* EXERCISE AIM: Search the listing for the string "Έφηβοι" and copy every line that contains it.

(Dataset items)
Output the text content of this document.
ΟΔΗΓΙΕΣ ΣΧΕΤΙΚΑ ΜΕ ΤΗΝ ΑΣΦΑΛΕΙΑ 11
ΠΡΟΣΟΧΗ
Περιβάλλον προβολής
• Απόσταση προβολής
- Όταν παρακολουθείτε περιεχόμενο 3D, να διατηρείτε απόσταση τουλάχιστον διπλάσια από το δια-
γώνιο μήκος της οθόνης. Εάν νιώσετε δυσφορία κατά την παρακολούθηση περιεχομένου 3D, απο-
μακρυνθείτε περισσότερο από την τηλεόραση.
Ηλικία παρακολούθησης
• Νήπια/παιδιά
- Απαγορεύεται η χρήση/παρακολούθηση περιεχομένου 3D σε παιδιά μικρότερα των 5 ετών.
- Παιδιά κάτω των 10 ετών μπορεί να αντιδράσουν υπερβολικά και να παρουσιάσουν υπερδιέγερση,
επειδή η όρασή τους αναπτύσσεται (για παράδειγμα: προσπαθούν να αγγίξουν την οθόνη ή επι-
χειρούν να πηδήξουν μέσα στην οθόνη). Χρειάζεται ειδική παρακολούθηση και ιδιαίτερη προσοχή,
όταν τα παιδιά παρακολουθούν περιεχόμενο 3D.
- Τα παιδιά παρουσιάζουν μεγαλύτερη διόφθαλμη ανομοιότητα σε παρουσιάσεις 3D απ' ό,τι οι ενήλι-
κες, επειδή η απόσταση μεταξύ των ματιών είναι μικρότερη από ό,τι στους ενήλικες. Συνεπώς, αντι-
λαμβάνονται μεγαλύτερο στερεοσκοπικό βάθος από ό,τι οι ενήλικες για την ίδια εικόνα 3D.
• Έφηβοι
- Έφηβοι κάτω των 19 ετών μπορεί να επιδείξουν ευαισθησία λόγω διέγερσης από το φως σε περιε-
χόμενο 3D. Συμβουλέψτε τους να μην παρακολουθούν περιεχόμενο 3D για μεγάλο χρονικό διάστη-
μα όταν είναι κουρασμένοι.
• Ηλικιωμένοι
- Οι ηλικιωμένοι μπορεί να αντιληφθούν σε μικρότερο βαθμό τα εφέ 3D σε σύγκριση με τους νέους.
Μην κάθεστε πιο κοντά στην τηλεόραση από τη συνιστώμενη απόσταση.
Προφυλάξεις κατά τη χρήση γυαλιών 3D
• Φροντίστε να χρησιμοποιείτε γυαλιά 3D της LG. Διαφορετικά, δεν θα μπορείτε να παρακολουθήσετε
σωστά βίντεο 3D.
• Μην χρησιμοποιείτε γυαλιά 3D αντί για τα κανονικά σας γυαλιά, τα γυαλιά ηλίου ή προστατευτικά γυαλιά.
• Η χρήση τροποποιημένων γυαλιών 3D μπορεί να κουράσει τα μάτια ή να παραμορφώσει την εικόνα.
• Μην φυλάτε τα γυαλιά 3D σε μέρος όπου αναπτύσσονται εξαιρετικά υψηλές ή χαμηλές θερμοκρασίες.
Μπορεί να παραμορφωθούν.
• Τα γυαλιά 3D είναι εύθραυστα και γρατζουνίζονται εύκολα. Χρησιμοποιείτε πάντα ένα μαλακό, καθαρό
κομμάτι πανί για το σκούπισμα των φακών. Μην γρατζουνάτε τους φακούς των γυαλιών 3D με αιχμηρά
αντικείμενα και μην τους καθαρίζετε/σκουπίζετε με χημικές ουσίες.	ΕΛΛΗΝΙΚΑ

* EXERCISE RESULT:
• Έφηβοι
- Έφηβοι κάτω των 19 ετών μπορεί να επιδείξουν ευαισθησία λόγω διέγερσης από το φως σε περιε-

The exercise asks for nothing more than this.